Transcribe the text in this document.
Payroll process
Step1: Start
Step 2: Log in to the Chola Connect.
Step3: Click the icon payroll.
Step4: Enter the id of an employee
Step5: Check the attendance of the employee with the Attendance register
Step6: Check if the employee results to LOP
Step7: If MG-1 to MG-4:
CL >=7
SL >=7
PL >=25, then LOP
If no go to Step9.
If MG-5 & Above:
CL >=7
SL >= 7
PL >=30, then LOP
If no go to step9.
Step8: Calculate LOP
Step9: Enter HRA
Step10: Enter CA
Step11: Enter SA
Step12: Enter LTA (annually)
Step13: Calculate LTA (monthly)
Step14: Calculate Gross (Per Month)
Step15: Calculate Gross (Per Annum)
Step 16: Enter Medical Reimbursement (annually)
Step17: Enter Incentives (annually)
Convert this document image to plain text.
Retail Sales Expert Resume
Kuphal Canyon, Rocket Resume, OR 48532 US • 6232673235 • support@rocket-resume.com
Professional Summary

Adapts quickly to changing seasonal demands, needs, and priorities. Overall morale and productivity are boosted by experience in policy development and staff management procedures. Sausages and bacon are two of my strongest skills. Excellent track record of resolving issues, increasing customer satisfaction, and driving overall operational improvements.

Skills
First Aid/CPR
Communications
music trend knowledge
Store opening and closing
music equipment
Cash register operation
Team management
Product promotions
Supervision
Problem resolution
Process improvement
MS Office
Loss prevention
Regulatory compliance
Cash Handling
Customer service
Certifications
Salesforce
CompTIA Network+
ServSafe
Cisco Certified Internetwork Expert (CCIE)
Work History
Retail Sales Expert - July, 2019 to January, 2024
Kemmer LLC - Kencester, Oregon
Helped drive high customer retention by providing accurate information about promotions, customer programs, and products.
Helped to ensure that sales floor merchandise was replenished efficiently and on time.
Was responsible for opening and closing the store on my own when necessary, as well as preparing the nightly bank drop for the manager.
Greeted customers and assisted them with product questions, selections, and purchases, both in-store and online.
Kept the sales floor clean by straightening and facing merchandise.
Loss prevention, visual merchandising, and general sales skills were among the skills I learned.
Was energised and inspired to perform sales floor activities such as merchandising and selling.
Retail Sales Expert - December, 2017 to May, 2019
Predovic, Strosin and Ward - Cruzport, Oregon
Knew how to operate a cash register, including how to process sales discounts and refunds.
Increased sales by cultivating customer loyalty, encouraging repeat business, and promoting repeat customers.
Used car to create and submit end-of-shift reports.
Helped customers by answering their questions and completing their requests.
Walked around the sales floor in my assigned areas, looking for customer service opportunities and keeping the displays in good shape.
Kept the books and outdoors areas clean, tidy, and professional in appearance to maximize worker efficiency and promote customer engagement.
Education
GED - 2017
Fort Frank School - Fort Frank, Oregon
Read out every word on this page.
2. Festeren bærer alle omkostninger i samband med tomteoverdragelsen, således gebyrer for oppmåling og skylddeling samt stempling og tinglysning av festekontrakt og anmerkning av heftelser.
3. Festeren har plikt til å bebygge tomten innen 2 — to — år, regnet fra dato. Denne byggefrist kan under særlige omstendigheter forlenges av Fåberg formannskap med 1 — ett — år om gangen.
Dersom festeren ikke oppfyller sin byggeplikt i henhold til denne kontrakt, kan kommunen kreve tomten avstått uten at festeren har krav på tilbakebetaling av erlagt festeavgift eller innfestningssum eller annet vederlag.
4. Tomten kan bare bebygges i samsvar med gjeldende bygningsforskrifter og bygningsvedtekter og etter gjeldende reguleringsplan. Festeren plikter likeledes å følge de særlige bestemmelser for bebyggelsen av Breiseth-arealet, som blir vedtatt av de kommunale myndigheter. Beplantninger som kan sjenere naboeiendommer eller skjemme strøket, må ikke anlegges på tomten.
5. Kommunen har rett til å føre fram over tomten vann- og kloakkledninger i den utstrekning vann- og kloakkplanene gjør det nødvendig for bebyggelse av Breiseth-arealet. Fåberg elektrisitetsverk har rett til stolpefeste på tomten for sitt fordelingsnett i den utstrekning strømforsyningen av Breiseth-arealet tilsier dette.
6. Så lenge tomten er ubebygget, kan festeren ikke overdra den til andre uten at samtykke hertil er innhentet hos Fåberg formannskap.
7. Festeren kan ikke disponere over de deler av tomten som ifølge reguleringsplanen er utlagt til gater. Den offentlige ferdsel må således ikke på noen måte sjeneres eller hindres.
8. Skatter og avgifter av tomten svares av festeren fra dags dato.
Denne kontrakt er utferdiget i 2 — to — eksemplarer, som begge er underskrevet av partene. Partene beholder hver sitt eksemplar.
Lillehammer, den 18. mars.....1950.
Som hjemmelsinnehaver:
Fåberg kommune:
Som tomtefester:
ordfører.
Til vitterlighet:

################

To do
Show, from the listing above, each line that contains the word "questions".

Result
Greeted customers and assisted them with product questions, selections, and purchases, both in-store and online.
Helped customers by answering their questions and completing their requests.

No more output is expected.